**Material for this exercise**

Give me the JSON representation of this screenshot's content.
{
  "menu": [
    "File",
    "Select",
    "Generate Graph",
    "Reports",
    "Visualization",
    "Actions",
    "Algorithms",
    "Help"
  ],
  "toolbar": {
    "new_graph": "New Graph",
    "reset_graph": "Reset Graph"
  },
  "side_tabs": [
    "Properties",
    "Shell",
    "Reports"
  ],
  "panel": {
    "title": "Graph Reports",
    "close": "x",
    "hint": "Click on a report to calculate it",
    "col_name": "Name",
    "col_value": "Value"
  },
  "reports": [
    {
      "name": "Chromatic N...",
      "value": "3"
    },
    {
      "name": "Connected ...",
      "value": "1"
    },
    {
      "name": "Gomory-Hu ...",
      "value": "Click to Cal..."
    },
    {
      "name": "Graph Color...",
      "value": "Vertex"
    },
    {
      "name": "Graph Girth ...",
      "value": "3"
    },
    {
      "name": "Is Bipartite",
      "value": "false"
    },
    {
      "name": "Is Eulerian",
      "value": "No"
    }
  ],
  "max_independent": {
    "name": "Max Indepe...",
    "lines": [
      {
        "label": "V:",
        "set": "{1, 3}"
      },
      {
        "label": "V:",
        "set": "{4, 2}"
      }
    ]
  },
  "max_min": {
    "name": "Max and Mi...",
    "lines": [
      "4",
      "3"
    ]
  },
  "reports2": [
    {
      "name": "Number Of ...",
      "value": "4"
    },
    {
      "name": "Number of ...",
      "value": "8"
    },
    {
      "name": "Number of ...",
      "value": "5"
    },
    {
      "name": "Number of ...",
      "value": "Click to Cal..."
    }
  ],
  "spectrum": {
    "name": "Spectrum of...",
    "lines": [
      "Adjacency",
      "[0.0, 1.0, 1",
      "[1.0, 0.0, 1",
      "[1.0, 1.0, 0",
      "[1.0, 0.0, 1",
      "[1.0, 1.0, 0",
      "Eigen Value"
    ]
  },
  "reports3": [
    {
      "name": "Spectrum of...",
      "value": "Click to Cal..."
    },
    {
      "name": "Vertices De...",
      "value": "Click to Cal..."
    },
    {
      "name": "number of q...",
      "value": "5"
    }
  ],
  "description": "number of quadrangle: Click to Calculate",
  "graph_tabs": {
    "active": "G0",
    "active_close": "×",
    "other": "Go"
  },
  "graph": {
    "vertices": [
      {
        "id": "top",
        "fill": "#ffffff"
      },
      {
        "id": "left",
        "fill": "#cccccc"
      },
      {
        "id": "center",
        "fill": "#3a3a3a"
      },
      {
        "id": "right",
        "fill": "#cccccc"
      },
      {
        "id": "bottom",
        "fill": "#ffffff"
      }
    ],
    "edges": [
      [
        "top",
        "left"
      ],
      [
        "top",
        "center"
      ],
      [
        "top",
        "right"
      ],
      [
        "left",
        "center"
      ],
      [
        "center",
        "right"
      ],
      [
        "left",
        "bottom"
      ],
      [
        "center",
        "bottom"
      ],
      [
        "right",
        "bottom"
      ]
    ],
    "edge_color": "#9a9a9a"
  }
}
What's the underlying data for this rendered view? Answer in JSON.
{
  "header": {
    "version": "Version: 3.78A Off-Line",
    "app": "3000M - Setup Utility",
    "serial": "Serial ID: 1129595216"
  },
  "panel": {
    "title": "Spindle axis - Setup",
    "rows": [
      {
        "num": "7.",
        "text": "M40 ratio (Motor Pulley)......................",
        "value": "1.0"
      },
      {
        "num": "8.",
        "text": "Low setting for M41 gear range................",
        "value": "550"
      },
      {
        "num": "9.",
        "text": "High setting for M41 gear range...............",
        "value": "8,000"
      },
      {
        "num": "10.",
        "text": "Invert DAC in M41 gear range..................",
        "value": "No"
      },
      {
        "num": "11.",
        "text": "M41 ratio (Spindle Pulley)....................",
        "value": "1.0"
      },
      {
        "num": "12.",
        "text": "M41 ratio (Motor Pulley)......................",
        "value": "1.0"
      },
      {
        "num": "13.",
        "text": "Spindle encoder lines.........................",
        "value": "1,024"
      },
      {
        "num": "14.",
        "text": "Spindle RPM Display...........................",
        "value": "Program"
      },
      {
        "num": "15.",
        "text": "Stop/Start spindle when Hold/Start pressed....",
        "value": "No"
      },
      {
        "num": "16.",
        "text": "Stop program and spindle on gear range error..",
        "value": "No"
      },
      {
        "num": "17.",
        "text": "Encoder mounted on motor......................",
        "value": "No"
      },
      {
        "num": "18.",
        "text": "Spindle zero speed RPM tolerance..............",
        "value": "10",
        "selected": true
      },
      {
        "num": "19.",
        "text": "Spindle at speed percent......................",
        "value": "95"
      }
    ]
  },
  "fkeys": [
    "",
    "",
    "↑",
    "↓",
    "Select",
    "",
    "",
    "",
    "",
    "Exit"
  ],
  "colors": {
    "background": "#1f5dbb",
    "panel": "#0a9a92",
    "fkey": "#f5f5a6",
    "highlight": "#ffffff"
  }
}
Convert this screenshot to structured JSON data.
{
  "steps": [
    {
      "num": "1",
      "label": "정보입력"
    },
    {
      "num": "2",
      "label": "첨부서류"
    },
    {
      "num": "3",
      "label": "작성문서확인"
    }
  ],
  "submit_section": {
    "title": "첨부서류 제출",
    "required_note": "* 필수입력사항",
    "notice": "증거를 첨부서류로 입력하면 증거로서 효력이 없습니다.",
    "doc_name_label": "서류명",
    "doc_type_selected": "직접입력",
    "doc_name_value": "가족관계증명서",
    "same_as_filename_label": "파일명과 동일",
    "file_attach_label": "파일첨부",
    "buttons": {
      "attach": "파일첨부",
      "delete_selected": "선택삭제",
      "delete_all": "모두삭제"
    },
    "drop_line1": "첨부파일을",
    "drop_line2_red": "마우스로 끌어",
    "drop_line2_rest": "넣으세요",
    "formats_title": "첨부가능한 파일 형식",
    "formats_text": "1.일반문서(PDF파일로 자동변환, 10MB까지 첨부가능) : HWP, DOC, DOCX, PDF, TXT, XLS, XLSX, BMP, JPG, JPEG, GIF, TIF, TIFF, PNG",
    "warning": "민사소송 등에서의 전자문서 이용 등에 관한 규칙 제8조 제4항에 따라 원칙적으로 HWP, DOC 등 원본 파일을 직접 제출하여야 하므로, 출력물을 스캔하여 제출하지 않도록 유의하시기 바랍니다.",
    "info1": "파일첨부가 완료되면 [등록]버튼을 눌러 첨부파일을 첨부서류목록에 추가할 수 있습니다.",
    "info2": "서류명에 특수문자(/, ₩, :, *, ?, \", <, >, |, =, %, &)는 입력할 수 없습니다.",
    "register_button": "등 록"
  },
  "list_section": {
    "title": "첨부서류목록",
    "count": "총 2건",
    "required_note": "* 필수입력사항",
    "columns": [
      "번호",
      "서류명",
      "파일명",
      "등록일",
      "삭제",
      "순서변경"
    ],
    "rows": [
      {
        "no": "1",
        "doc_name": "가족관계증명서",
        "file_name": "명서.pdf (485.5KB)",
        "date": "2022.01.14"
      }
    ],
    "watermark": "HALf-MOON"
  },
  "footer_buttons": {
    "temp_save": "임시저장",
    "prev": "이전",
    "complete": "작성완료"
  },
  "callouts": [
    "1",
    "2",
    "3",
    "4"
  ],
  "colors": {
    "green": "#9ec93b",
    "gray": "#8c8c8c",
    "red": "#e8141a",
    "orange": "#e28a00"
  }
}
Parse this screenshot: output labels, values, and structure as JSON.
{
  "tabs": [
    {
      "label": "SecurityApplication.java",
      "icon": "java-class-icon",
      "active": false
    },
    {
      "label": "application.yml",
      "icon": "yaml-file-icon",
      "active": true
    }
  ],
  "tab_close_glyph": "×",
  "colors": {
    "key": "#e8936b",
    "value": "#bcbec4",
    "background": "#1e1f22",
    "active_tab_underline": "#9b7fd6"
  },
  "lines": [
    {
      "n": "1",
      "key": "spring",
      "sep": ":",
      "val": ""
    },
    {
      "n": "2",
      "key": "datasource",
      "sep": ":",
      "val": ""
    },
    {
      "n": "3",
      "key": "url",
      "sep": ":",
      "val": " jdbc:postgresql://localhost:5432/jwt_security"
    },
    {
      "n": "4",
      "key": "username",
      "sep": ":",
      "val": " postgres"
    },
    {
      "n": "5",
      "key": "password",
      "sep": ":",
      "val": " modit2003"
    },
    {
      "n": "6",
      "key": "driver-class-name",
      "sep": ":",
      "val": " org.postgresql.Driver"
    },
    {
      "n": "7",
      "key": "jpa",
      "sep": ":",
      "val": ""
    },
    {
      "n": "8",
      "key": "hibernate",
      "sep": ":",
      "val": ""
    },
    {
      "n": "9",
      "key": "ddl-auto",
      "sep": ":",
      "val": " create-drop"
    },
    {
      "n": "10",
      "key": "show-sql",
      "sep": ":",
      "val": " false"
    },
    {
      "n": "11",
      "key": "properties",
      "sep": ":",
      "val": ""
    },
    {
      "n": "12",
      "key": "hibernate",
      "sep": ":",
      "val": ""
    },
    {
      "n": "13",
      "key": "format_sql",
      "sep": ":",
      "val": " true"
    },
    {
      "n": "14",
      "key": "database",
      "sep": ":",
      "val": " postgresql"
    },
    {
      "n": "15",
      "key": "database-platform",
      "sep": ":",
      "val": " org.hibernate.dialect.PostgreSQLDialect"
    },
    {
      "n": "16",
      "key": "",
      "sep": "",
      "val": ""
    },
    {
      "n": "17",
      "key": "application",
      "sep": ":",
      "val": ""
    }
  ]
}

**Stated exercise**
State only the count of lines above that hold the string "ratio".

**Task response**
3